+++ EXTRACTED DATA +++

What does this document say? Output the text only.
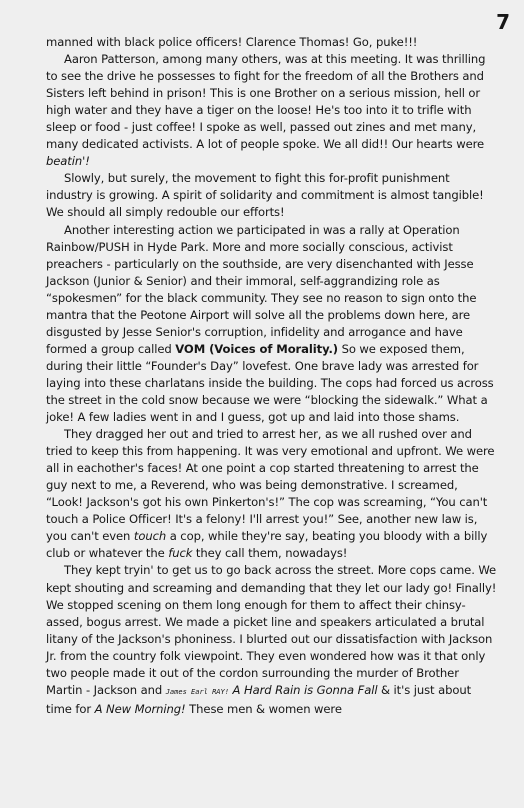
7

manned with black police officers! Clarence Thomas! Go, puke!!!

Aaron Patterson, among many others, was at this meeting. It was thrilling to see the drive he possesses to fight for the freedom of all the Brothers and Sisters left behind in prison! This is one Brother on a serious mission, hell or high water and they have a tiger on the loose! He's too into it to trifle with sleep or food - just coffee! I spoke as well, passed out zines and met many, many dedicated activists. A lot of people spoke. We all did!! Our hearts were beatin'!

Slowly, but surely, the movement to fight this for-profit punishment industry is growing. A spirit of solidarity and commitment is almost tangible! We should all simply redouble our efforts!

Another interesting action we participated in was a rally at Operation Rainbow/PUSH in Hyde Park. More and more socially conscious, activist preachers - particularly on the southside, are very disenchanted with Jesse Jackson (Junior & Senior) and their immoral, self-aggrandizing role as “spokesmen” for the black community. They see no reason to sign onto the mantra that the Peotone Airport will solve all the problems down here, are disgusted by Jesse Senior's corruption, infidelity and arrogance and have formed a group called VOM (Voices of Morality.) So we exposed them, during their little “Founder's Day” lovefest. One brave lady was arrested for laying into these charlatans inside the building. The cops had forced us across the street in the cold snow because we were “blocking the sidewalk.” What a joke! A few ladies went in and I guess, got up and laid into those shams.

They dragged her out and tried to arrest her, as we all rushed over and tried to keep this from happening. It was very emotional and upfront. We were all in eachother's faces! At one point a cop started threatening to arrest the guy next to me, a Reverend, who was being demonstrative. I screamed, “Look! Jackson's got his own Pinkerton's!” The cop was screaming, “You can't touch a Police Officer! It's a felony! I'll arrest you!” See, another new law is, you can't even touch a cop, while they're say, beating you bloody with a billy club or whatever the fuck they call them, nowadays!

They kept tryin' to get us to go back across the street. More cops came. We kept shouting and screaming and demanding that they let our lady go! Finally! We stopped scening on them long enough for them to affect their chinsy-assed, bogus arrest. We made a picket line and speakers articulated a brutal litany of the Jackson's phoniness. I blurted out our dissatisfaction with Jackson Jr. from the country folk viewpoint. They even wondered how was it that only two people made it out of the cordon surrounding the murder of Brother Martin - Jackson and James Earl RAY! A Hard Rain is Gonna Fall & it's just about time for A New Morning! These men & women were
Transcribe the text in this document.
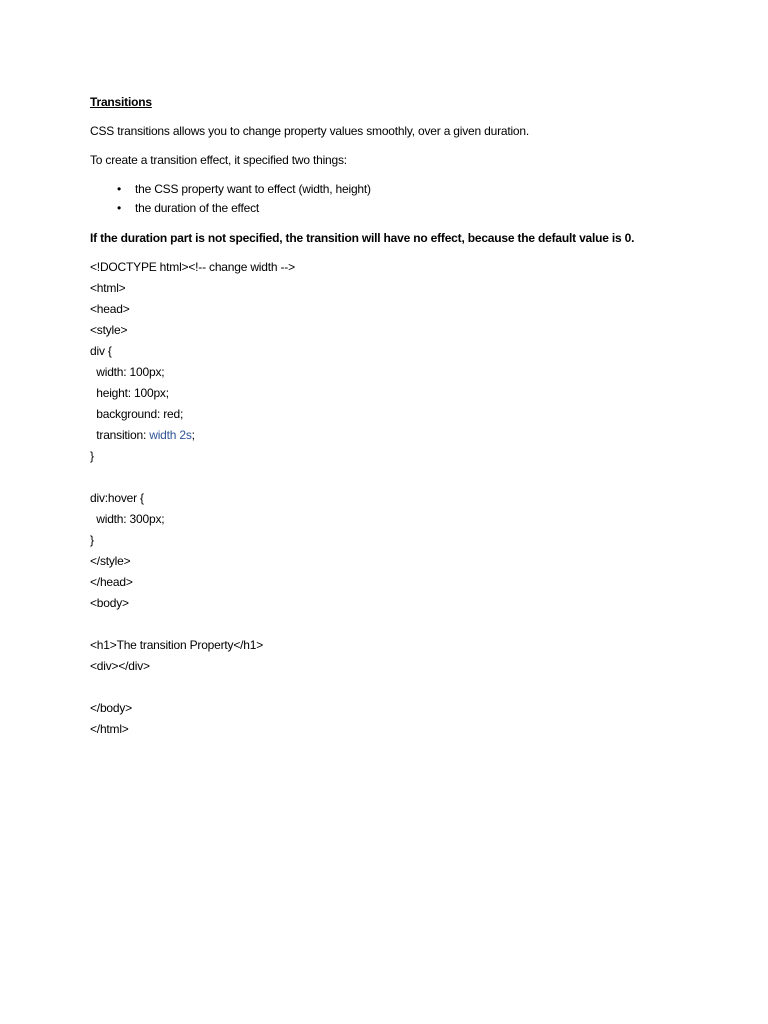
Transitions
CSS transitions allows you to change property values smoothly, over a given duration.
To create a transition effect, it specified two things:
• the CSS property want to effect (width, height)
• the duration of the effect
If the duration part is not specified, the transition will have no effect, because the default value is 0.
<!DOCTYPE html><!-- change width -->
<html>
<head>
<style>
div {
width: 100px;
height: 100px;
background: red;
transition: width 2s;
}
div:hover {
width: 300px;
}
</style>
</head>
<body>
<h1>The transition Property</h1>
<div></div>
</body>
</html>
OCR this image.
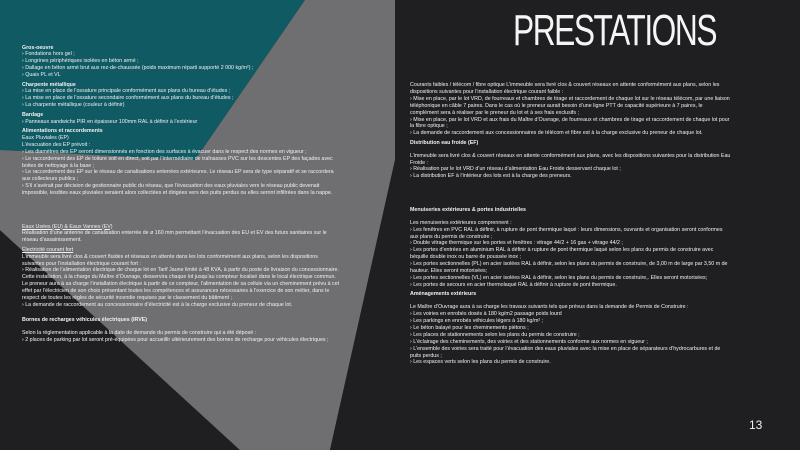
PRESTATIONS
Gros-oeuvre
› Fondations hors gel ;
› Longrines périphériques isolées en béton armé ;
› Dallage en béton armé brut aux rez-de-chaussée (poids maximum réparti supporté 2 000 kg/m²) ;
› Quais PL et VL
Charpente métallique
› La mise en place de l’ossature principale conformément aux plans du bureau d’études ;
› La mise en place de l’ossature secondaire conformément aux plans du bureau d’études ;
› La charpente métallique (couleur à définir)
Bardage
› Panneaux sandwichs PIR en épaisseur 100mm RAL à définir à l’extérieur
Alimentations et raccordements
Eaux Pluviales (EP)
L’évacuation des EP prévoit :
› Les diamètres des EP seront dimensionnés en fonction des surfaces à évacuer dans le respect des normes en vigueur ;
› Le raccordement des EP de toiture soit en direct, soit par l’intermédiaire de traînasses PVC sur les descentes EP des façades avec boites de nettoyage à la base ;
› Le raccordement des EP sur le réseau de canalisations enterrées extérieures. Le réseau EP sera de type séparatif et se raccordera aux collecteurs publics ;
› S’il s’avérait par décision de gestionnaire public du réseau, que l’évacuation des eaux pluviales vers le réseau public devenait impossible, lesdites eaux pluviales seraient alors collectées et dirigées vers des puits perdus ou elles seront infiltrées dans la nappe.
Eaux Usées (EU) & Eaux Vannes (EV)
Réalisation d’une antenne de canalisation enterrée de ø 160 mm permettant l’évacuation des EU et EV des futurs sanitaires sur le réseau d’assainissement.
Électricité courant fort
L’immeuble sera livré clos & couvert fluides et réseaux en attente dans les lots conformément aux plans, selon les dispositions suivantes pour l’installation électrique courant fort :
› Réalisation de l’alimentation électrique de chaque lot en Tarif Jaune limité à 48 KVA, à partir du poste de livraison du concessionnaire. Cette installation, à la charge du Maître d’Ouvrage, desservira chaque lot jusqu’au compteur localisé dans le local électrique commun. Le preneur aura à sa charge l’installation électrique à partir de ce compteur, l’alimentation de sa cellule via un cheminement prévu à cet effet par l’électricien de son choix présentant toutes les compétences et assurances nécessaires à l’exercice de son métier, dans le respect de toutes les règles de sécurité incendie requises par le classement du bâtiment ;
› La demande de raccordement au concessionnaire d’électricité est à la charge exclusive du preneur de chaque lot.
Bornes de recharges véhicules électriques (IRVE)
Selon la réglementation applicable à la date de demande du permis de construire qui a été déposé :
› 2 places de parking par lot seront pré-équipées pour accueillir ultérieurement des bornes de recharge pour véhicules électriques ;
Courants faibles / télécom / fibre optique L’immeuble sera livré clos & couvert réseaux en attente conformément aux plans, selon les dispositions suivantes pour l’installation électrique courant faible :
› Mise en place, par le lot VRD, de fourreaux et chambres de tirage et raccordement de chaque lot sur le réseau télécom, par une liaison téléphonique en câble 7 paires. Dans le cas où le preneur aurait besoin d’une ligne PTT de capacité supérieure à 7 paires, le complément sera à réaliser par le preneur du lot et à ses frais exclusifs ;
› Mise en place, par le lot VRD et aux frais du Maître d’Ouvrage, de fourreaux et chambres de tirage et raccordement de chaque lot pour la fibre optique ;
› La demande de raccordement aux concessionnaires de télécom et fibre est à la charge exclusive du preneur de chaque lot.
Distribution eau froide (EF)
L’immeuble sera livré clos & couvert réseaux en attente conformément aux plans, avec les dispositions suivantes pour la distribution Eau Froide :
› Réalisation par le lot VRD d’un réseau d’alimentation Eau Froide desservant chaque lot ;
› La distribution EF à l’intérieur des lots est à la charge des preneurs.
Menuiseries extérieures & portes industrielles
Les menuiseries extérieures comprennent :
› Les fenêtres en PVC RAL à définir, à rupture de pont thermique laqué : leurs dimensions, ouvrants et organisation seront conformes aux plans du permis de construire ;
› Double vitrage thermique sur les portes et fenêtres : vitrage 44/2 + 16 gas + vitrage 44/2 ;
› Les portes d’entrées en aluminium RAL à définir à rupture de pont thermique laqué selon les plans du permis de construire avec béquille double inox ou barre de poussée inox ;
› Les portes sectionnelles (PL) en acier isolées RAL à définir, selon les plans du permis de construire, de 3,00 m de large par 3,50 m de hauteur. Elles seront motorisées;
› Les portes sectionnelles (VL) en acier isolées RAL à définir, selon les plans du permis de construire,. Elles seront motorisées;
› Les portes de secours en acier thermolaqué RAL à définir à rupture de pont thermique.
Aménagements extérieurs
Le Maître d’Ouvrage aura à sa charge les travaux suivants tels que prévus dans la demande de Permis de Construire :
› Les voiries en enrobés dosés à 180 kg/m2 passage poids lourd
› Les parkings en enrobés véhicules légers à 180 kg/m² ;
› Le béton balayé pour les cheminements piétons ;
› Les places de stationnements selon les plans du permis de construire ;
› L’éclairage des cheminements, des voiries et des stationnements conforme aux normes en vigueur ;
› L’ensemble des voiries sera traité pour l’évacuation des eaux pluviales avec la mise en place de séparateurs d’hydrocarbures et de puits perdus ;
› Les espaces verts selon les plans du permis de construire.
13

+++

- **EXERCISE DIRECTIONS**
Copy out every line from the records that has the word "extérieures".

- **WRITTEN RESPONSE**
› Le raccordement des EP sur le réseau de canalisations enterrées extérieures. Le réseau EP sera de type séparatif et se raccordera aux collecteurs publics ;
Menuiseries extérieures & portes industrielles
Les menuiseries extérieures comprennent :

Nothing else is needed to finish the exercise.